*DATA EXTRACT*:

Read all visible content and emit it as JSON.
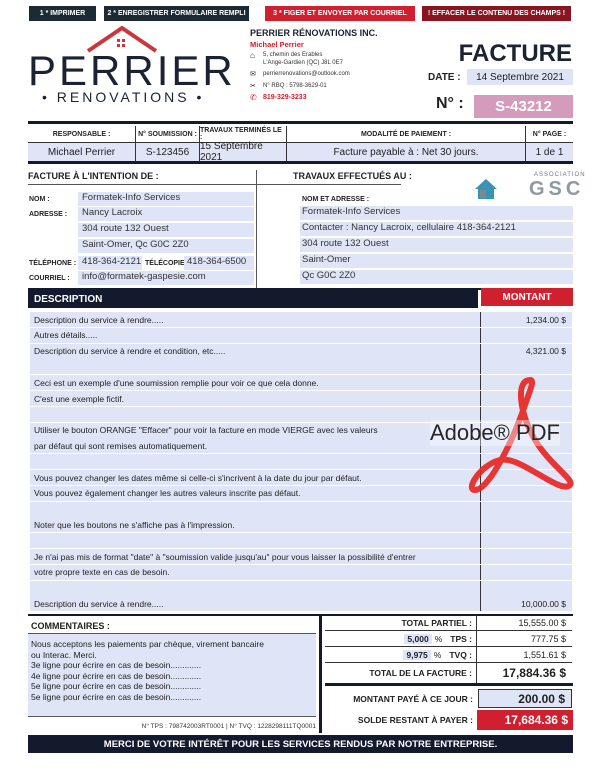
{
  "buttons": {
    "print": "1 * IMPRIMER",
    "save": "2 * ENREGISTRER FORMULAIRE REMPLI",
    "send": "3 * FIGER ET ENVOYER PAR COURRIEL",
    "clear": "! EFFACER LE CONTENU DES CHAMPS !"
  },
  "logo": {
    "name": "PERRIER",
    "sub": "• RENOVATIONS •"
  },
  "company": {
    "name": "PERRIER RÉNOVATIONS INC.",
    "contact": "Michael Perrier",
    "address1": "5, chemin des Erables",
    "address2": "L'Ange-Gardien (QC)  J8L 0E7",
    "email": "perrierrenovations@outlook.com",
    "rbq": "N° RBQ : 5798-3629-01",
    "phone": "819-329-3233"
  },
  "invoice": {
    "title": "FACTURE",
    "date_label": "DATE :",
    "date": "14 Septembre 2021",
    "number_label": "N° :",
    "number": "S-43212"
  },
  "info": {
    "headers": [
      "RESPONSABLE :",
      "N° SOUMISSION :",
      "TRAVAUX TERMINÉS LE :",
      "MODALITÉ DE PAIEMENT :",
      "N° PAGE :"
    ],
    "values": [
      "Michael Perrier",
      "S-123456",
      "15 Septembre 2021",
      "Facture payable à : Net 30 jours.",
      "1 de 1"
    ]
  },
  "billto": {
    "title": "FACTURE À L'INTENTION DE :",
    "nom_label": "NOM :",
    "nom": "Formatek-Info Services",
    "adresse_label": "ADRESSE :",
    "adresse": [
      "Nancy Lacroix",
      "304 route 132 Ouest",
      "Saint-Omer, Qc  G0C 2Z0"
    ],
    "tel_label": "TÉLÉPHONE :",
    "tel": "418-364-2121",
    "fax_label": "TÉLÉCOPIE :",
    "fax": "418-364-6500",
    "email_label": "COURRIEL :",
    "email": "info@formatek-gaspesie.com"
  },
  "worksite": {
    "title": "TRAVAUX EFFECTUÉS AU :",
    "label": "NOM ET ADRESSE :",
    "lines": [
      "Formatek-Info Services",
      "Contacter : Nancy Lacroix, cellulaire 418-364-2121",
      "304 route 132 Ouest",
      "Saint-Omer",
      "Qc  G0C 2Z0"
    ]
  },
  "gsc": {
    "top": "ASSOCIATION",
    "name": "GSC"
  },
  "items": {
    "desc_header": "DESCRIPTION",
    "amount_header": "MONTANT",
    "rows": [
      {
        "d": "Description du service à rendre.....",
        "a": "1,234.00 $"
      },
      {
        "d": "Autres détails.....",
        "a": ""
      },
      {
        "d": "Description du service à rendre et condition, etc.....",
        "a": "4,321.00 $"
      },
      {
        "d": "",
        "a": ""
      },
      {
        "d": "Ceci est un exemple d'une soumission remplie pour voir ce que cela donne.",
        "a": ""
      },
      {
        "d": "C'est une exemple fictif.",
        "a": ""
      },
      {
        "d": "",
        "a": ""
      },
      {
        "d": "Utiliser le bouton ORANGE \"Effacer\" pour voir la facture en mode VIERGE avec les valeurs",
        "a": ""
      },
      {
        "d": "par défaut qui sont remises automatiquement.",
        "a": ""
      },
      {
        "d": "",
        "a": ""
      },
      {
        "d": "Vous pouvez changer les dates même si celle-ci s'incrivent à la date du jour par défaut.",
        "a": ""
      },
      {
        "d": "Vous pouvez également changer les autres valeurs inscrite pas défaut.",
        "a": ""
      },
      {
        "d": "",
        "a": ""
      },
      {
        "d": "Noter que les boutons ne s'affiche pas à l'impression.",
        "a": ""
      },
      {
        "d": "",
        "a": ""
      },
      {
        "d": "Je n'ai pas mis de format \"date\" à \"soumission valide jusqu'au\" pour vous laisser la possibilité d'entrer",
        "a": ""
      },
      {
        "d": "votre propre texte en cas de besoin.",
        "a": ""
      },
      {
        "d": "",
        "a": ""
      },
      {
        "d": "Description du service à rendre.....",
        "a": "10,000.00 $"
      }
    ]
  },
  "comments": {
    "title": "COMMENTAIRES :",
    "lines": [
      "Nous acceptons les paiements par chèque, virement bancaire",
      "ou Interac. Merci.",
      "3e ligne pour écrire en cas de besoin.............",
      "4e ligne pour écrire en cas de besoin.............",
      "5e ligne pour écrire en cas de besoin.............",
      "5e ligne pour écrire en cas de besoin............."
    ],
    "tax_numbers": "N° TPS : 798742003RT0001 | N° TVQ : 1228298111TQ0001"
  },
  "totals": {
    "subtotal_label": "TOTAL PARTIEL :",
    "subtotal": "15,555.00 $",
    "tps_rate": "5,000",
    "tps_label": "TPS :",
    "tps": "777.75 $",
    "tvq_rate": "9,975",
    "tvq_label": "TVQ :",
    "tvq": "1,551.61 $",
    "pct": "%",
    "total_label": "TOTAL DE LA FACTURE :",
    "total": "17,884.36 $",
    "paid_label": "MONTANT PAYÉ À CE JOUR :",
    "paid": "200.00 $",
    "balance_label": "SOLDE RESTANT À PAYER :",
    "balance": "17,684.36 $"
  },
  "footer": "MERCI DE VOTRE INTÉRÊT POUR LES SERVICES RENDUS PAR NOTRE ENTREPRISE.",
  "watermark": "Adobe® PDF",
  "colors": {
    "navy": "#141a2e",
    "red": "#d0202f",
    "darkred": "#8a1520",
    "fill": "#dfe5f7",
    "pink": "#d59bbd"
  }
}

*INSTRUCTIONS FOR THE TASK*: Reproduce every line precisely as given, omitting all pictures.

*FINAL RESULT*:
Read all visible content and emit it as JSON.
{
  "buttons": {
    "print": "1 * IMPRIMER",
    "save": "2 * ENREGISTRER FORMULAIRE REMPLI",
    "send": "3 * FIGER ET ENVOYER PAR COURRIEL",
    "clear": "! EFFACER LE CONTENU DES CHAMPS !"
  },
  "logo": {
    "name": "PERRIER",
    "sub": "• RENOVATIONS •"
  },
  "company": {
    "name": "PERRIER RÉNOVATIONS INC.",
    "contact": "Michael Perrier",
    "address1": "5, chemin des Erables",
    "address2": "L'Ange-Gardien (QC)  J8L 0E7",
    "email": "perrierrenovations@outlook.com",
    "rbq": "N° RBQ : 5798-3629-01",
    "phone": "819-329-3233"
  },
  "invoice": {
    "title": "FACTURE",
    "date_label": "DATE :",
    "date": "14 Septembre 2021",
    "number_label": "N° :",
    "number": "S-43212"
  },
  "info": {
    "headers": [
      "RESPONSABLE :",
      "N° SOUMISSION :",
      "TRAVAUX TERMINÉS LE :",
      "MODALITÉ DE PAIEMENT :",
      "N° PAGE :"
    ],
    "values": [
      "Michael Perrier",
      "S-123456",
      "15 Septembre 2021",
      "Facture payable à : Net 30 jours.",
      "1 de 1"
    ]
  },
  "billto": {
    "title": "FACTURE À L'INTENTION DE :",
    "nom_label": "NOM :",
    "nom": "Formatek-Info Services",
    "adresse_label": "ADRESSE :",
    "adresse": [
      "Nancy Lacroix",
      "304 route 132 Ouest",
      "Saint-Omer, Qc  G0C 2Z0"
    ],
    "tel_label": "TÉLÉPHONE :",
    "tel": "418-364-2121",
    "fax_label": "TÉLÉCOPIE :",
    "fax": "418-364-6500",
    "email_label": "COURRIEL :",
    "email": "info@formatek-gaspesie.com"
  },
  "worksite": {
    "title": "TRAVAUX EFFECTUÉS AU :",
    "label": "NOM ET ADRESSE :",
    "lines": [
      "Formatek-Info Services",
      "Contacter : Nancy Lacroix, cellulaire 418-364-2121",
      "304 route 132 Ouest",
      "Saint-Omer",
      "Qc  G0C 2Z0"
    ]
  },
  "gsc": {
    "top": "ASSOCIATION",
    "name": "GSC"
  },
  "items": {
    "desc_header": "DESCRIPTION",
    "amount_header": "MONTANT",
    "rows": [
      {
        "d": "Description du service à rendre.....",
        "a": "1,234.00 $"
      },
      {
        "d": "Autres détails.....",
        "a": ""
      },
      {
        "d": "Description du service à rendre et condition, etc.....",
        "a": "4,321.00 $"
      },
      {
        "d": "",
        "a": ""
      },
      {
        "d": "Ceci est un exemple d'une soumission remplie pour voir ce que cela donne.",
        "a": ""
      },
      {
        "d": "C'est une exemple fictif.",
        "a": ""
      },
      {
        "d": "",
        "a": ""
      },
      {
        "d": "Utiliser le bouton ORANGE \"Effacer\" pour voir la facture en mode VIERGE avec les valeurs",
        "a": ""
      },
      {
        "d": "par défaut qui sont remises automatiquement.",
        "a": ""
      },
      {
        "d": "",
        "a": ""
      },
      {
        "d": "Vous pouvez changer les dates même si celle-ci s'incrivent à la date du jour par défaut.",
        "a": ""
      },
      {
        "d": "Vous pouvez également changer les autres valeurs inscrite pas défaut.",
        "a": ""
      },
      {
        "d": "",
        "a": ""
      },
      {
        "d": "Noter que les boutons ne s'affiche pas à l'impression.",
        "a": ""
      },
      {
        "d": "",
        "a": ""
      },
      {
        "d": "Je n'ai pas mis de format \"date\" à \"soumission valide jusqu'au\" pour vous laisser la possibilité d'entrer",
        "a": ""
      },
      {
        "d": "votre propre texte en cas de besoin.",
        "a": ""
      },
      {
        "d": "",
        "a": ""
      },
      {
        "d": "Description du service à rendre.....",
        "a": "10,000.00 $"
      }
    ]
  },
  "comments": {
    "title": "COMMENTAIRES :",
    "lines": [
      "Nous acceptons les paiements par chèque, virement bancaire",
      "ou Interac. Merci.",
      "3e ligne pour écrire en cas de besoin.............",
      "4e ligne pour écrire en cas de besoin.............",
      "5e ligne pour écrire en cas de besoin.............",
      "5e ligne pour écrire en cas de besoin............."
    ],
    "tax_numbers": "N° TPS : 798742003RT0001 | N° TVQ : 1228298111TQ0001"
  },
  "totals": {
    "subtotal_label": "TOTAL PARTIEL :",
    "subtotal": "15,555.00 $",
    "tps_rate": "5,000",
    "tps_label": "TPS :",
    "tps": "777.75 $",
    "tvq_rate": "9,975",
    "tvq_label": "TVQ :",
    "tvq": "1,551.61 $",
    "pct": "%",
    "total_label": "TOTAL DE LA FACTURE :",
    "total": "17,884.36 $",
    "paid_label": "MONTANT PAYÉ À CE JOUR :",
    "paid": "200.00 $",
    "balance_label": "SOLDE RESTANT À PAYER :",
    "balance": "17,684.36 $"
  },
  "footer": "MERCI DE VOTRE INTÉRÊT POUR LES SERVICES RENDUS PAR NOTRE ENTREPRISE.",
  "watermark": "Adobe® PDF",
  "colors": {
    "navy": "#141a2e",
    "red": "#d0202f",
    "darkred": "#8a1520",
    "fill": "#dfe5f7",
    "pink": "#d59bbd"
  }
}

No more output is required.